#### Given task:
Below are some records. Pull every line that contains the word "What".

#### Excerpted records:
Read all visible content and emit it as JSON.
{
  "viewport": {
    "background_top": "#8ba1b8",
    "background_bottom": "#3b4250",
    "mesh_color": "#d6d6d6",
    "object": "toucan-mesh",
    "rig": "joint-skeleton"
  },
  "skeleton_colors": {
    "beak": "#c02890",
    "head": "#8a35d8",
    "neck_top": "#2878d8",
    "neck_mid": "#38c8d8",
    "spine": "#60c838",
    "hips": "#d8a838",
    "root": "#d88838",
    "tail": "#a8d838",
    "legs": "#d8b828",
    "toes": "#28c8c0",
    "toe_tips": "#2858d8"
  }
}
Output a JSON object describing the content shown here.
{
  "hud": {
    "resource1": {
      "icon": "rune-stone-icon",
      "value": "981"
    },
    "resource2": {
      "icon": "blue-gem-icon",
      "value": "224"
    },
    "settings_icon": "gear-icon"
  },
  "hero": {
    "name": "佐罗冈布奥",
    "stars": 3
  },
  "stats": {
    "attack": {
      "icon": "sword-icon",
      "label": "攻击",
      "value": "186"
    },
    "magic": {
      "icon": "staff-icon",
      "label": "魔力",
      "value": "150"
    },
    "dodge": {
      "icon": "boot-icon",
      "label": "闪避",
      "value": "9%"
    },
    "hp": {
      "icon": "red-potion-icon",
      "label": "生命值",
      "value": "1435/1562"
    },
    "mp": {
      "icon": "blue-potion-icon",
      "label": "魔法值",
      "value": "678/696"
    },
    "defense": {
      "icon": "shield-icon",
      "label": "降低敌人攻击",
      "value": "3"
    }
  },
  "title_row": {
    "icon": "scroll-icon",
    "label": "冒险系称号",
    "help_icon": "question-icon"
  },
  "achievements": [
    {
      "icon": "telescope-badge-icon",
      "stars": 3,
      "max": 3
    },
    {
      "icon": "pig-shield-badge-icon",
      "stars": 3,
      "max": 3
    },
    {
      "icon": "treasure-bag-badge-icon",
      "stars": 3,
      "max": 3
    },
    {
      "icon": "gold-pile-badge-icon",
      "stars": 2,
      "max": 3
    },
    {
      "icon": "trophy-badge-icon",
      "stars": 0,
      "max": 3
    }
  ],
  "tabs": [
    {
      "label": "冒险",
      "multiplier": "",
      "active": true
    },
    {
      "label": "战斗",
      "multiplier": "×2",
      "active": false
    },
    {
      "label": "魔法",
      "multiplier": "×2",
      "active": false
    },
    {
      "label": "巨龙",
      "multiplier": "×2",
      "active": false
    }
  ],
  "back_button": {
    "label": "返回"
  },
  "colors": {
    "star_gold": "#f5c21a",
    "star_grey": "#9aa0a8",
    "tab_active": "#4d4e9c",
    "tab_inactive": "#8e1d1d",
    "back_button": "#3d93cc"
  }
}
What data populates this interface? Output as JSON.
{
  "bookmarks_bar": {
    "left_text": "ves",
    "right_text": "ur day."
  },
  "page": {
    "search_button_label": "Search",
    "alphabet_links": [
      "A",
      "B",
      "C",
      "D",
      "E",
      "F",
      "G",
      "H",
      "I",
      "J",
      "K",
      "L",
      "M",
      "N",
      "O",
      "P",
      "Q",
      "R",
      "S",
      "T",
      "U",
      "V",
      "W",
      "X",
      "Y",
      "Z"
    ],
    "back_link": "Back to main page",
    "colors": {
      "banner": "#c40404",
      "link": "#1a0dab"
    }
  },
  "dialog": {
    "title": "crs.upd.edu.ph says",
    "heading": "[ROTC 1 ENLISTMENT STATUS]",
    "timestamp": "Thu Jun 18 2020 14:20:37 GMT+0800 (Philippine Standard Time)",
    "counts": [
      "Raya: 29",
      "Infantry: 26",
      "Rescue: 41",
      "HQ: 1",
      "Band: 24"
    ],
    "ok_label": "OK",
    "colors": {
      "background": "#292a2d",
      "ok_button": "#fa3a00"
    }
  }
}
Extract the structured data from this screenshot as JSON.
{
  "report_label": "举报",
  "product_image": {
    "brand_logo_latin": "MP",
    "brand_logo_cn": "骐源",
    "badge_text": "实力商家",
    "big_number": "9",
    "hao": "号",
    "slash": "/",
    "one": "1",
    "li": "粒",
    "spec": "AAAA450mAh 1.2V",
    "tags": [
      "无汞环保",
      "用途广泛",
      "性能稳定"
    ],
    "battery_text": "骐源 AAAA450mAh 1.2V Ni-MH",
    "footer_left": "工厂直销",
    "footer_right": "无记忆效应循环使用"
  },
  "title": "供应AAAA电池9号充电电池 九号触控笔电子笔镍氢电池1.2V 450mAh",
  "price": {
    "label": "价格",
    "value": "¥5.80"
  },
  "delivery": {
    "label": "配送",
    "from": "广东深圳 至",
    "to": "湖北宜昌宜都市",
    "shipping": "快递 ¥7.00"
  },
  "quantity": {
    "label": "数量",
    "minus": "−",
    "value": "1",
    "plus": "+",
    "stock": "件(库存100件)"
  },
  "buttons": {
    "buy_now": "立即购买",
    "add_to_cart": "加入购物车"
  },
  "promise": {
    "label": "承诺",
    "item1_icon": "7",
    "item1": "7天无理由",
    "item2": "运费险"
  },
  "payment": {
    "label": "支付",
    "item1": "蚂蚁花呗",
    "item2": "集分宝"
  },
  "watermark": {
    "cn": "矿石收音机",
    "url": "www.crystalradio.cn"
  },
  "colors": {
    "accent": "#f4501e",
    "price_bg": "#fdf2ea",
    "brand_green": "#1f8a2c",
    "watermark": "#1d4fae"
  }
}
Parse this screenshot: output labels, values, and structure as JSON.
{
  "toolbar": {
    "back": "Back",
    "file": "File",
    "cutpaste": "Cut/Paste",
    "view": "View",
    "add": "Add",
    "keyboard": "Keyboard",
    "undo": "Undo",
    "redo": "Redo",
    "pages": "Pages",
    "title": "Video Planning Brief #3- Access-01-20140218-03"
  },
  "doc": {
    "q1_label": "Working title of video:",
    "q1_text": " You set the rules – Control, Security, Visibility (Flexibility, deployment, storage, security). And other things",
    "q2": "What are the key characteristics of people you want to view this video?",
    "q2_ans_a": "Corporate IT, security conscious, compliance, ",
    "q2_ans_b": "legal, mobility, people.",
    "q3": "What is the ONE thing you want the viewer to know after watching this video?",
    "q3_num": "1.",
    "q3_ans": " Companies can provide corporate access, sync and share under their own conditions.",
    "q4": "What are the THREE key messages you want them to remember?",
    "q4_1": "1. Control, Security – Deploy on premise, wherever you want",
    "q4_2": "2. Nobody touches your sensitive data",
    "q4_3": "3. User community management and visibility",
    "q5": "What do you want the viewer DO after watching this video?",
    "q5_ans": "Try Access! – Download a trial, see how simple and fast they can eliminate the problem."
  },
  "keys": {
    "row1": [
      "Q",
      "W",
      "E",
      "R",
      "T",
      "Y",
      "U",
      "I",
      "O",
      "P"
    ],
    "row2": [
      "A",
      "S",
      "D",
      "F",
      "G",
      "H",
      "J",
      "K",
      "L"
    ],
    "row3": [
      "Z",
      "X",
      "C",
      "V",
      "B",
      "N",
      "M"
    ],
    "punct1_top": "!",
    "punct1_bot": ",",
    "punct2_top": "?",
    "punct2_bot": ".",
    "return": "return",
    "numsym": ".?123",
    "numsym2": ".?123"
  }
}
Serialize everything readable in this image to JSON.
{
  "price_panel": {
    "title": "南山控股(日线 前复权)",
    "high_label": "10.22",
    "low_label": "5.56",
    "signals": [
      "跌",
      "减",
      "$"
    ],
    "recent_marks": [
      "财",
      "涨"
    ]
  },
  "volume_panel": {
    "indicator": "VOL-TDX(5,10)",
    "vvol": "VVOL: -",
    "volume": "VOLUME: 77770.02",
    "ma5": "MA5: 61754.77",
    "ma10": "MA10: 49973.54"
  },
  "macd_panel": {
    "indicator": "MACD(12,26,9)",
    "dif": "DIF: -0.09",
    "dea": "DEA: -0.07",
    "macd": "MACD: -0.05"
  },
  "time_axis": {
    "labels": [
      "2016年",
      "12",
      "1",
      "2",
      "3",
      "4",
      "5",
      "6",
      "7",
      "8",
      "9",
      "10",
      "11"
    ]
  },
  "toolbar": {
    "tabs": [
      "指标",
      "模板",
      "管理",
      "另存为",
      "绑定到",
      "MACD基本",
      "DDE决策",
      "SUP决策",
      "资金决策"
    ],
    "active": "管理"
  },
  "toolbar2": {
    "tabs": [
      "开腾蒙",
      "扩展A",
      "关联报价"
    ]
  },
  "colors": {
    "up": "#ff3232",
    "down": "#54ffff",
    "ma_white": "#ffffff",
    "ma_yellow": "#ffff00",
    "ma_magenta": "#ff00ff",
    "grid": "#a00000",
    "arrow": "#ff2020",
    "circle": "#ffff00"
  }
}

#### Finished answer:
What data populates this interface? Output as JSON.
    "q2": "What are the key characteristics of people you want to view this video?",
    "q3": "What is the ONE thing you want the viewer to know after watching this video?",
    "q4": "What are the THREE key messages you want them to remember?",
    "q5": "What do you want the viewer DO after watching this video?",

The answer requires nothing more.